## STATED PROBLEM
Repeat the entire listing exactly as written.

(Figure collection entries)
:::::

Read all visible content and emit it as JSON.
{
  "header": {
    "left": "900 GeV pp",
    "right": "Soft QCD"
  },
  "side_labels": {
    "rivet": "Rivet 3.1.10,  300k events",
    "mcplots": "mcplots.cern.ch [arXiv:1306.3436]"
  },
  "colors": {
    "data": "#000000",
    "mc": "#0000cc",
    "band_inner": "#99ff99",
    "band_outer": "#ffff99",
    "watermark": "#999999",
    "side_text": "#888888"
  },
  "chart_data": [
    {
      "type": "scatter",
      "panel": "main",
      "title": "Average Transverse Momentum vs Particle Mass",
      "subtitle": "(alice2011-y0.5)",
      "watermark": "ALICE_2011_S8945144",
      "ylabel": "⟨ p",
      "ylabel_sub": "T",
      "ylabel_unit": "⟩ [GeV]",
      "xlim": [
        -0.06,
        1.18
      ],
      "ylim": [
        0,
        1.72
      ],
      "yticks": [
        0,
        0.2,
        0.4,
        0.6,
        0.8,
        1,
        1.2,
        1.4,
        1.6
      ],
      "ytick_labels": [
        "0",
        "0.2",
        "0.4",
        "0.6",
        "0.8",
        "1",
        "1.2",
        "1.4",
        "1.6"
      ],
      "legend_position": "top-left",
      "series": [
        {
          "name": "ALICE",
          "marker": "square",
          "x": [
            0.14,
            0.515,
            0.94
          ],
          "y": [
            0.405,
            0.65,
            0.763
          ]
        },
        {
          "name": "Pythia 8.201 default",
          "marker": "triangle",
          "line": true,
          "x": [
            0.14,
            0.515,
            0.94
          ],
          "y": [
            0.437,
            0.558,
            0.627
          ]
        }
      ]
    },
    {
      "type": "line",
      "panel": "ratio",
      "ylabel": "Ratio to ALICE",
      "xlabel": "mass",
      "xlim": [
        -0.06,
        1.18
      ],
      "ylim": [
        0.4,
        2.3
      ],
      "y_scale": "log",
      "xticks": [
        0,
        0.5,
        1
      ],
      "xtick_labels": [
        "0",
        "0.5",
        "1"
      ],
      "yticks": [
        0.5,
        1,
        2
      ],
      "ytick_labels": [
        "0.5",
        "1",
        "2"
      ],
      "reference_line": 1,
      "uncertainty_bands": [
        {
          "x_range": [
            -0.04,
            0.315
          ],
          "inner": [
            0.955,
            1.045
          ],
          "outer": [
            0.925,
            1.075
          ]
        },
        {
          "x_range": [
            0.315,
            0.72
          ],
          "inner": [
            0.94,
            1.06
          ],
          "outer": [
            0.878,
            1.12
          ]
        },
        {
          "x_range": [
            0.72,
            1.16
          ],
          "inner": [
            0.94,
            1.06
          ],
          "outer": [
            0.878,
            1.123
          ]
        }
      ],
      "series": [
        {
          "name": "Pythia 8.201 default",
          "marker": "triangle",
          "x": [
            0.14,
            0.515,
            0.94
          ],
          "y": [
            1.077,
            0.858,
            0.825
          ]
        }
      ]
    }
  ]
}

:::::

## EXPECTED ANSWER
Read all visible content and emit it as JSON.
{
  "header": {
    "left": "900 GeV pp",
    "right": "Soft QCD"
  },
  "side_labels": {
    "rivet": "Rivet 3.1.10,  300k events",
    "mcplots": "mcplots.cern.ch [arXiv:1306.3436]"
  },
  "colors": {
    "data": "#000000",
    "mc": "#0000cc",
    "band_inner": "#99ff99",
    "band_outer": "#ffff99",
    "watermark": "#999999",
    "side_text": "#888888"
  },
  "chart_data": [
    {
      "type": "scatter",
      "panel": "main",
      "title": "Average Transverse Momentum vs Particle Mass",
      "subtitle": "(alice2011-y0.5)",
      "watermark": "ALICE_2011_S8945144",
      "ylabel": "⟨ p",
      "ylabel_sub": "T",
      "ylabel_unit": "⟩ [GeV]",
      "xlim": [
        -0.06,
        1.18
      ],
      "ylim": [
        0,
        1.72
      ],
      "yticks": [
        0,
        0.2,
        0.4,
        0.6,
        0.8,
        1,
        1.2,
        1.4,
        1.6
      ],
      "ytick_labels": [
        "0",
        "0.2",
        "0.4",
        "0.6",
        "0.8",
        "1",
        "1.2",
        "1.4",
        "1.6"
      ],
      "legend_position": "top-left",
      "series": [
        {
          "name": "ALICE",
          "marker": "square",
          "x": [
            0.14,
            0.515,
            0.94
          ],
          "y": [
            0.405,
            0.65,
            0.763
          ]
        },
        {
          "name": "Pythia 8.201 default",
          "marker": "triangle",
          "line": true,
          "x": [
            0.14,
            0.515,
            0.94
          ],
          "y": [
            0.437,
            0.558,
            0.627
          ]
        }
      ]
    },
    {
      "type": "line",
      "panel": "ratio",
      "ylabel": "Ratio to ALICE",
      "xlabel": "mass",
      "xlim": [
        -0.06,
        1.18
      ],
      "ylim": [
        0.4,
        2.3
      ],
      "y_scale": "log",
      "xticks": [
        0,
        0.5,
        1
      ],
      "xtick_labels": [
        "0",
        "0.5",
        "1"
      ],
      "yticks": [
        0.5,
        1,
        2
      ],
      "ytick_labels": [
        "0.5",
        "1",
        "2"
      ],
      "reference_line": 1,
      "uncertainty_bands": [
        {
          "x_range": [
            -0.04,
            0.315
          ],
          "inner": [
            0.955,
            1.045
          ],
          "outer": [
            0.925,
            1.075
          ]
        },
        {
          "x_range": [
            0.315,
            0.72
          ],
          "inner": [
            0.94,
            1.06
          ],
          "outer": [
            0.878,
            1.12
          ]
        },
        {
          "x_range": [
            0.72,
            1.16
          ],
          "inner": [
            0.94,
            1.06
          ],
          "outer": [
            0.878,
            1.123
          ]
        }
      ],
      "series": [
        {
          "name": "Pythia 8.201 default",
          "marker": "triangle",
          "x": [
            0.14,
            0.515,
            0.94
          ],
          "y": [
            1.077,
            0.858,
            0.825
          ]
        }
      ]
    }
  ]
}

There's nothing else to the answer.